Data records
* begin *

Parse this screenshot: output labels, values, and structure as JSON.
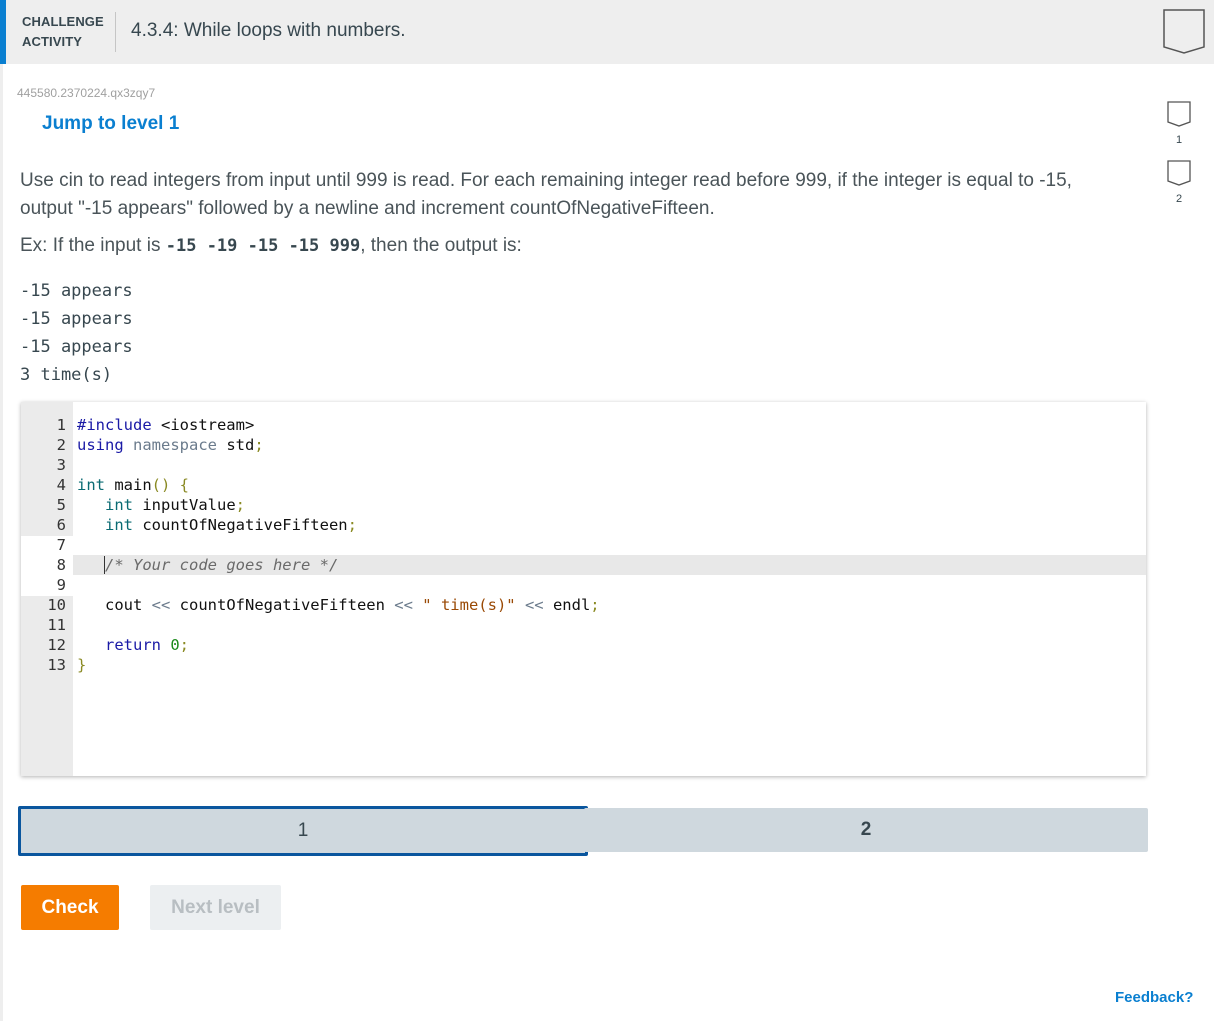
{
  "header": {
    "kind_line1": "CHALLENGE",
    "kind_line2": "ACTIVITY",
    "title": "4.3.4: While loops with numbers.",
    "accent_color": "#0a7fd0"
  },
  "activity_id": "445580.2370224.qx3zqy7",
  "jump_label": "Jump to level 1",
  "level_badges": [
    {
      "label": "1"
    },
    {
      "label": "2"
    }
  ],
  "prompt": {
    "text": "Use cin to read integers from input until 999 is read. For each remaining integer read before 999, if the integer is equal to -15, output \"-15 appears\" followed by a newline and increment countOfNegativeFifteen.",
    "example_prefix": "Ex: If the input is ",
    "example_input": "-15 -19 -15 -15 999",
    "example_suffix": ", then the output is:",
    "expected_output": [
      "-15 appears",
      "-15 appears",
      "-15 appears",
      "3 time(s)"
    ]
  },
  "editor": {
    "line_numbers": [
      "1",
      "2",
      "3",
      "4",
      "5",
      "6",
      "7",
      "8",
      "9",
      "10",
      "11",
      "12",
      "13"
    ],
    "lines": {
      "l1_directive": "#include",
      "l1_header": " <iostream>",
      "l2_using": "using",
      "l2_namespace": " namespace",
      "l2_std": " std",
      "l2_semi": ";",
      "l4_int": "int",
      "l4_main": " main",
      "l4_parens": "()",
      "l4_brace": " {",
      "l5_indent": "   ",
      "l5_int": "int",
      "l5_var": " inputValue",
      "l5_semi": ";",
      "l6_int": "int",
      "l6_var": " countOfNegativeFifteen",
      "l6_semi": ";",
      "l8_comment": "/* Your code goes here */",
      "l10_cout": "cout",
      "l10_op1": " <<",
      "l10_var": " countOfNegativeFifteen",
      "l10_op2": " <<",
      "l10_str": " \" time(s)\"",
      "l10_op3": " <<",
      "l10_endl": " endl",
      "l10_semi": ";",
      "l12_return": "return",
      "l12_zero": " 0",
      "l12_semi": ";",
      "l13_brace": "}"
    }
  },
  "levels": [
    {
      "label": "1",
      "active": true
    },
    {
      "label": "2",
      "active": false
    }
  ],
  "buttons": {
    "check": "Check",
    "next_level": "Next level"
  },
  "feedback_link": "Feedback?"
}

* end *

What needs to be done
Write the entries above out in full, exactly, with no images.

Solved problem
Parse this screenshot: output labels, values, and structure as JSON.
{
  "header": {
    "kind_line1": "CHALLENGE",
    "kind_line2": "ACTIVITY",
    "title": "4.3.4: While loops with numbers.",
    "accent_color": "#0a7fd0"
  },
  "activity_id": "445580.2370224.qx3zqy7",
  "jump_label": "Jump to level 1",
  "level_badges": [
    {
      "label": "1"
    },
    {
      "label": "2"
    }
  ],
  "prompt": {
    "text": "Use cin to read integers from input until 999 is read. For each remaining integer read before 999, if the integer is equal to -15, output \"-15 appears\" followed by a newline and increment countOfNegativeFifteen.",
    "example_prefix": "Ex: If the input is ",
    "example_input": "-15 -19 -15 -15 999",
    "example_suffix": ", then the output is:",
    "expected_output": [
      "-15 appears",
      "-15 appears",
      "-15 appears",
      "3 time(s)"
    ]
  },
  "editor": {
    "line_numbers": [
      "1",
      "2",
      "3",
      "4",
      "5",
      "6",
      "7",
      "8",
      "9",
      "10",
      "11",
      "12",
      "13"
    ],
    "lines": {
      "l1_directive": "#include",
      "l1_header": " <iostream>",
      "l2_using": "using",
      "l2_namespace": " namespace",
      "l2_std": " std",
      "l2_semi": ";",
      "l4_int": "int",
      "l4_main": " main",
      "l4_parens": "()",
      "l4_brace": " {",
      "l5_indent": "   ",
      "l5_int": "int",
      "l5_var": " inputValue",
      "l5_semi": ";",
      "l6_int": "int",
      "l6_var": " countOfNegativeFifteen",
      "l6_semi": ";",
      "l8_comment": "/* Your code goes here */",
      "l10_cout": "cout",
      "l10_op1": " <<",
      "l10_var": " countOfNegativeFifteen",
      "l10_op2": " <<",
      "l10_str": " \" time(s)\"",
      "l10_op3": " <<",
      "l10_endl": " endl",
      "l10_semi": ";",
      "l12_return": "return",
      "l12_zero": " 0",
      "l12_semi": ";",
      "l13_brace": "}"
    }
  },
  "levels": [
    {
      "label": "1",
      "active": true
    },
    {
      "label": "2",
      "active": false
    }
  ],
  "buttons": {
    "check": "Check",
    "next_level": "Next level"
  },
  "feedback_link": "Feedback?"
}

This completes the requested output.